▶ [Task objective] Select the lines that hold the word "Scene" and copy each one.

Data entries
* start *
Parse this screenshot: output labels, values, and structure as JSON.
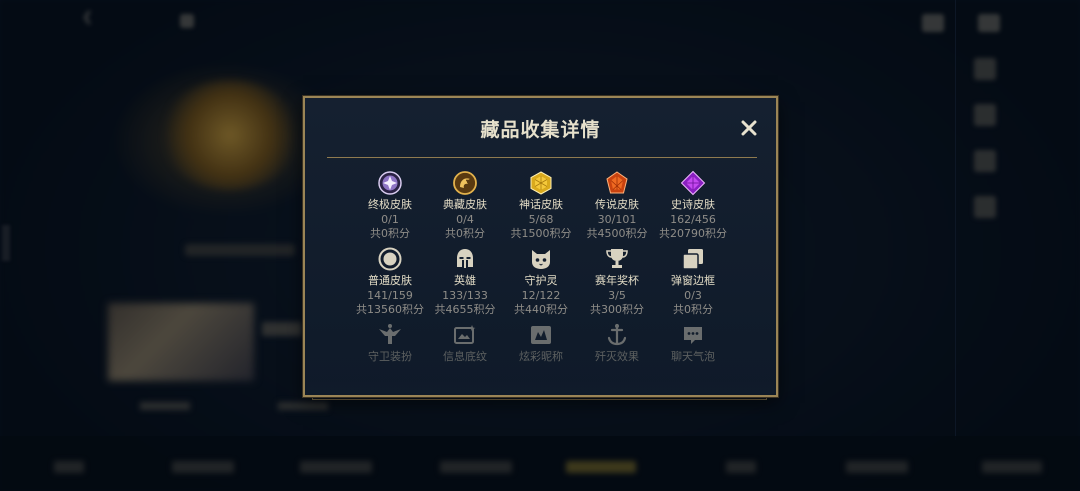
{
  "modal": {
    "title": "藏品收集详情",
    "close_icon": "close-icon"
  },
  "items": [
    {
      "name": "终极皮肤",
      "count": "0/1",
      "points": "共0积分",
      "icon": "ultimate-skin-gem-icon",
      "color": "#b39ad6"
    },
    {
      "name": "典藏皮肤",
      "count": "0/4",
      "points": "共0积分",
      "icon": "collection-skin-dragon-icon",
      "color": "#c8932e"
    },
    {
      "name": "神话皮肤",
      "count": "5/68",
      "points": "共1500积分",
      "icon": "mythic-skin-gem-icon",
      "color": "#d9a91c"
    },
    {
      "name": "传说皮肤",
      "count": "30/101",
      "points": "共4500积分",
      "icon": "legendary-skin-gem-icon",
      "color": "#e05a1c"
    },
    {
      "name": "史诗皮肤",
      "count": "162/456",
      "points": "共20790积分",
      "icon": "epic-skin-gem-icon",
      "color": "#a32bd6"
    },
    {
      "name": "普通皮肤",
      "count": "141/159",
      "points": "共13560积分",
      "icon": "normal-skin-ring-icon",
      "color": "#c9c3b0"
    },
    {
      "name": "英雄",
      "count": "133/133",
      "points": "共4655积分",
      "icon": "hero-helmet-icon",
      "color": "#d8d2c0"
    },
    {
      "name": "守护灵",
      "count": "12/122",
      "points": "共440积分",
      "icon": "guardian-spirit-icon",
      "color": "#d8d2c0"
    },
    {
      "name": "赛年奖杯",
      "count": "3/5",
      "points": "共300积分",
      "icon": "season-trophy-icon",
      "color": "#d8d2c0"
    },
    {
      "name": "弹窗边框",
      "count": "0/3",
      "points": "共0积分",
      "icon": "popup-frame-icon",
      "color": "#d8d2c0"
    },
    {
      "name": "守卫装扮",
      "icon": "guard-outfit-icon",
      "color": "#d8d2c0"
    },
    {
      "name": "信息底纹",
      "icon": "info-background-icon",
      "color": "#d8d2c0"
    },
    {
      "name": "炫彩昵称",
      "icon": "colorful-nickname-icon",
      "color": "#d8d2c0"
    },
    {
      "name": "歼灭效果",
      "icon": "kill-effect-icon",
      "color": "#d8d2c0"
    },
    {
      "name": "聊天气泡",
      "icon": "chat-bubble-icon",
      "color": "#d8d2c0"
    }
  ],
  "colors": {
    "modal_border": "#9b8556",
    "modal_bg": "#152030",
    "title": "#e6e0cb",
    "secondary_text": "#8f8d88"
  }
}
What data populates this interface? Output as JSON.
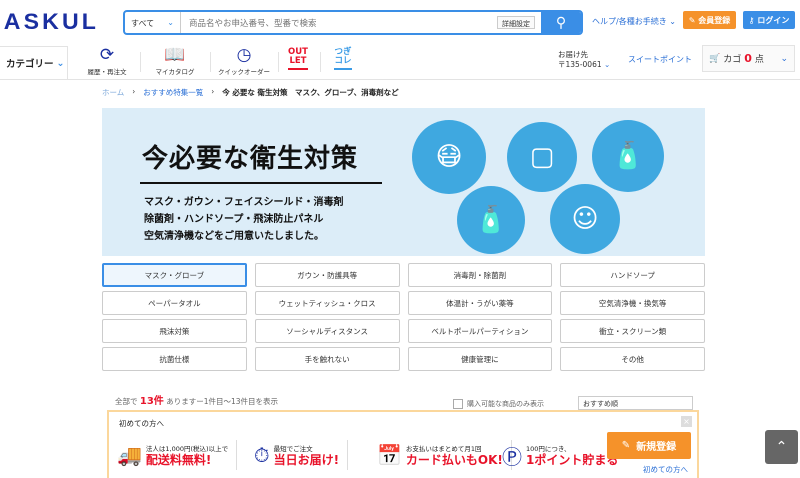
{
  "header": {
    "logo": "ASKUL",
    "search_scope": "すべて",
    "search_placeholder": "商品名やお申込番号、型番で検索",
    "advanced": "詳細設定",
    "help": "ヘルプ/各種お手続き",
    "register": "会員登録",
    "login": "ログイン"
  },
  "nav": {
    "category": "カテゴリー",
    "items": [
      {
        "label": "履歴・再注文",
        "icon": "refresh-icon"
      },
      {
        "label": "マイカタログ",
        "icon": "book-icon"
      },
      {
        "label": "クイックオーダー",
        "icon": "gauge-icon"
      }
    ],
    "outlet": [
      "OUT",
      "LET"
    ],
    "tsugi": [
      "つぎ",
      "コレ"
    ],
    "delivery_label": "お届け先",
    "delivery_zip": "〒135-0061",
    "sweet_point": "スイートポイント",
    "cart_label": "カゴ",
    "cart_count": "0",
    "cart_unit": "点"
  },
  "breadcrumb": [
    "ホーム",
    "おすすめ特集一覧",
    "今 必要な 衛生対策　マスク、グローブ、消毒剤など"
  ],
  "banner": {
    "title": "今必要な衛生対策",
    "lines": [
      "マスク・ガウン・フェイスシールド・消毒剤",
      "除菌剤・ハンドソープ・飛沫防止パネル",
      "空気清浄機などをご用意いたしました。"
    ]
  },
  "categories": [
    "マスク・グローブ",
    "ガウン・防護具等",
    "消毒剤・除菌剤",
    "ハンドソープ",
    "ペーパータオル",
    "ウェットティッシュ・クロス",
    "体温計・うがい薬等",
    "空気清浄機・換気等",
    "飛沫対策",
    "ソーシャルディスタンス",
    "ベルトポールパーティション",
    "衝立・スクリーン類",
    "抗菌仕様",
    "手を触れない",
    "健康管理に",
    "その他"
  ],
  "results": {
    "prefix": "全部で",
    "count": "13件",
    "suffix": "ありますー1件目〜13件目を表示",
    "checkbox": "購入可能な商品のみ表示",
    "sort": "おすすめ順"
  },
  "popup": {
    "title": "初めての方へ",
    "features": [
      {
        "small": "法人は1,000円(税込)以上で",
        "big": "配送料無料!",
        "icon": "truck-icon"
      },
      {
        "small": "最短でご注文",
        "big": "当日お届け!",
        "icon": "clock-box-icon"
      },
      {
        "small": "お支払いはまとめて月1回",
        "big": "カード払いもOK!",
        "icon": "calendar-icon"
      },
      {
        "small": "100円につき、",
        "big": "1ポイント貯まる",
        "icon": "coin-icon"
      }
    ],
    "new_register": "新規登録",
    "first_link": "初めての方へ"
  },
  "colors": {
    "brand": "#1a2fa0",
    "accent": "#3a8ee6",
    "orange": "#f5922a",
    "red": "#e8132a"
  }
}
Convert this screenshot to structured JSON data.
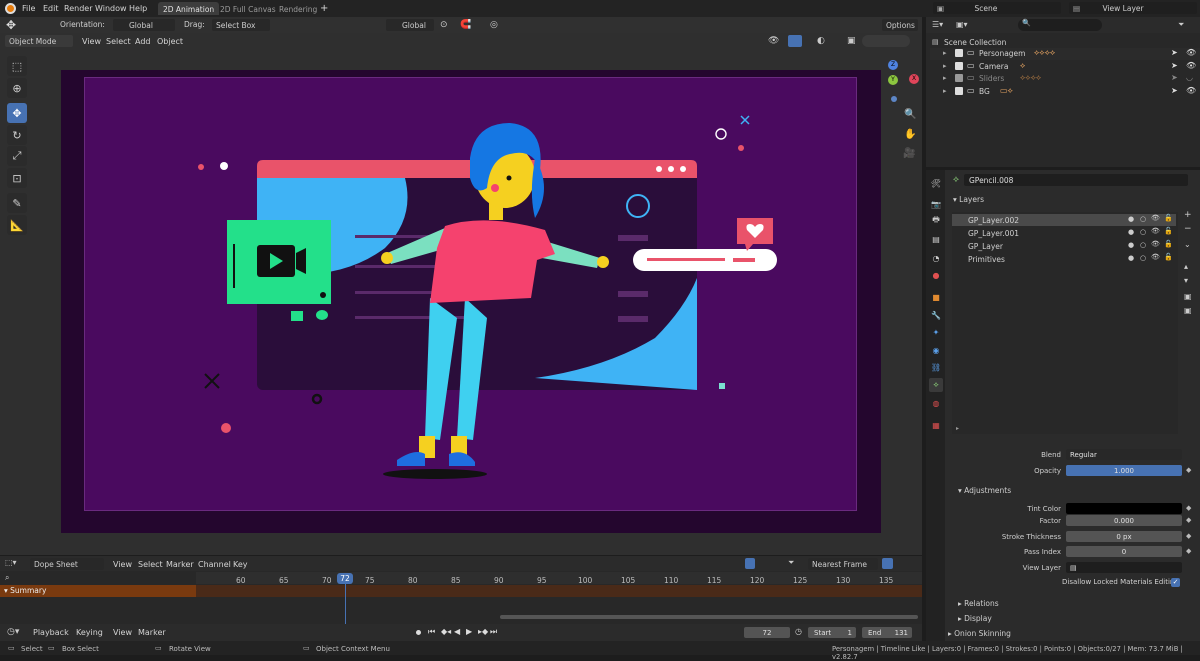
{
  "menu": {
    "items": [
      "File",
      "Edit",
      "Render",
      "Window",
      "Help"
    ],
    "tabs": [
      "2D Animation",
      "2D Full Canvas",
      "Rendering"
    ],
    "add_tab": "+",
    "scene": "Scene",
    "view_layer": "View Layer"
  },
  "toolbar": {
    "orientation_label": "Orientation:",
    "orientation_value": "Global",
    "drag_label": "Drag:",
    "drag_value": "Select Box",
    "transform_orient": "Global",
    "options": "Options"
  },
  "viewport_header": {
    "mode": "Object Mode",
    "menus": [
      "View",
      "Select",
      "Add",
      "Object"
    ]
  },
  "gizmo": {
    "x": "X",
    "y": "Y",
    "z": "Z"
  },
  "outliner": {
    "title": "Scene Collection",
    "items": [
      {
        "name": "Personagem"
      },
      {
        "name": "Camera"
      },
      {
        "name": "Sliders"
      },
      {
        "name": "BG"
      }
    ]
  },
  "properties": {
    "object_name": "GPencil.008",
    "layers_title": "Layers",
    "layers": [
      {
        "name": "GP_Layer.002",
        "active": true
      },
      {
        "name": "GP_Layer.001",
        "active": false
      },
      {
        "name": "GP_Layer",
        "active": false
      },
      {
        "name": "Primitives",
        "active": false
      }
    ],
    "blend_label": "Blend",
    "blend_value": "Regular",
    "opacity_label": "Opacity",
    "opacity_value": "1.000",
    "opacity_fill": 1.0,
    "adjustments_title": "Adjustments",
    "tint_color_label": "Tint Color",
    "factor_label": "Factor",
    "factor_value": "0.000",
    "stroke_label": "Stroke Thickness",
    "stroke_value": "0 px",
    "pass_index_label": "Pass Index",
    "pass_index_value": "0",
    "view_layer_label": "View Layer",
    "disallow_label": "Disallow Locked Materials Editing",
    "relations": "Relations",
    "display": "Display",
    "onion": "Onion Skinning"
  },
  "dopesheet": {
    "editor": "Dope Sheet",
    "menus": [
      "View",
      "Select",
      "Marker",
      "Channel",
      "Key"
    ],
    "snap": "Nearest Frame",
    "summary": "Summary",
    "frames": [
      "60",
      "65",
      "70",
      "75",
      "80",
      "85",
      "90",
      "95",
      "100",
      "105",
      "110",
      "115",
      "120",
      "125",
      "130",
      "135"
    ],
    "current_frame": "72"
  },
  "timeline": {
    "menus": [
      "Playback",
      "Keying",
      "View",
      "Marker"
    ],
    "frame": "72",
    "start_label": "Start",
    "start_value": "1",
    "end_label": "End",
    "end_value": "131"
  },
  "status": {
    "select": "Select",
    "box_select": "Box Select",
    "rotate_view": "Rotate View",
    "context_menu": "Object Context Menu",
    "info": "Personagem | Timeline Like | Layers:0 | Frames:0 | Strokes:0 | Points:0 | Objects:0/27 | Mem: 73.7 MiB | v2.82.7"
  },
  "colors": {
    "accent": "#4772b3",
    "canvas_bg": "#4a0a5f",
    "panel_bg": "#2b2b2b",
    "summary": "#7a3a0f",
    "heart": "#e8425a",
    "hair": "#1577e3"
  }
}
* end *
▶ [Full response]
    "scene": "Scene",
    "title": "Scene Collection",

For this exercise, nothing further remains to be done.